**Request**
Put the stretch of data from its first line through the line containing "collab-avatar[interactable] <box>12 1096" into a Markdown table with two columns: Row for the row number and Text for the line itself. Leave out any blank lines.

□ □ □ □

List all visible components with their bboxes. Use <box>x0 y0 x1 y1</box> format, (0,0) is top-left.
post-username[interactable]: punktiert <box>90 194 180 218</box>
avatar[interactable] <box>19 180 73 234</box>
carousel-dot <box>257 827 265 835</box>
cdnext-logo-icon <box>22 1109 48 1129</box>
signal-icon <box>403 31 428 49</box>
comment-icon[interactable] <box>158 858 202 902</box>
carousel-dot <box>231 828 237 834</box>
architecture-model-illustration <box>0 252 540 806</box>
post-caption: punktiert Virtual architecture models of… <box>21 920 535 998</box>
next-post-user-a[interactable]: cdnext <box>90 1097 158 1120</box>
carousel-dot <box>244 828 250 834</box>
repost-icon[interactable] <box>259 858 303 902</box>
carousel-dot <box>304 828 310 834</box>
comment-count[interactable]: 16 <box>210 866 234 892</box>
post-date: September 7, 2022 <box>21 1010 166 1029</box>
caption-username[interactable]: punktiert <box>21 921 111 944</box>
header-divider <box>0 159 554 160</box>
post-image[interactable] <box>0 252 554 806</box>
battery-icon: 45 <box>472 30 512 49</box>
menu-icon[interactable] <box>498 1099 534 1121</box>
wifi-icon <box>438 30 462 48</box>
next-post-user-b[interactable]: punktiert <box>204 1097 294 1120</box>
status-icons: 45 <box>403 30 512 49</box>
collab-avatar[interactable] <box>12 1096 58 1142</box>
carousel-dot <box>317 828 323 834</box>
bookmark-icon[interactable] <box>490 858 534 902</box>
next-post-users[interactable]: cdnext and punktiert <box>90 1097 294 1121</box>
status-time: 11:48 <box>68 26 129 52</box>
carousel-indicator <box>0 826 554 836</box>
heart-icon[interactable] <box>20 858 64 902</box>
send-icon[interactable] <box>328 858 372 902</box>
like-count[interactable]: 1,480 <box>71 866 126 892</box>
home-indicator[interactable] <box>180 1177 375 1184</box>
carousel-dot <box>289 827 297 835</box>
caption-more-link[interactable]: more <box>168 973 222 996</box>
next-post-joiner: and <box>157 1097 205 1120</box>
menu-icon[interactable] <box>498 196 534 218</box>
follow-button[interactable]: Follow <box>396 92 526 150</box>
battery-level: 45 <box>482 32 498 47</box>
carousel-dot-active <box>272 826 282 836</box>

□ □ □ □

**Solution to this problem**
| Row | Text |
|---|---|
| 1 | List all visible components with their bboxes. Use <box>x0 y0 x1 y1</box> format, (0,0) is top-left. |
| 2 | post-username[interactable]: punktiert <box>90 194 180 218</box> |
| 3 | avatar[interactable] <box>19 180 73 234</box> |
| 4 | carousel-dot <box>257 827 265 835</box> |
| 5 | cdnext-logo-icon <box>22 1109 48 1129</box> |
| 6 | signal-icon <box>403 31 428 49</box> |
| 7 | comment-icon[interactable] <box>158 858 202 902</box> |
| 8 | carousel-dot <box>231 828 237 834</box> |
| 9 | architecture-model-illustration <box>0 252 540 806</box> |
| 10 | post-caption: punktiert Virtual architecture models of… <box>21 920 535 998</box> |
| 11 | next-post-user-a[interactable]: cdnext <box>90 1097 158 1120</box> |
| 12 | carousel-dot <box>244 828 250 834</box> |
| 13 | repost-icon[interactable] <box>259 858 303 902</box> |
| 14 | carousel-dot <box>304 828 310 834</box> |
| 15 | comment-count[interactable]: 16 <box>210 866 234 892</box> |
| 16 | post-date: September 7, 2022 <box>21 1010 166 1029</box> |
| 17 | caption-username[interactable]: punktiert <box>21 921 111 944</box> |
| 18 | header-divider <box>0 159 554 160</box> |
| 19 | post-image[interactable] <box>0 252 554 806</box> |
| 20 | battery-icon: 45 <box>472 30 512 49</box> |
| 21 | menu-icon[interactable] <box>498 1099 534 1121</box> |
| 22 | wifi-icon <box>438 30 462 48</box> |
| 23 | next-post-user-b[interactable]: punktiert <box>204 1097 294 1120</box> |
| 24 | status-icons: 45 <box>403 30 512 49</box> |
| 25 | collab-avatar[interactable] <box>12 1096 58 1142</box> |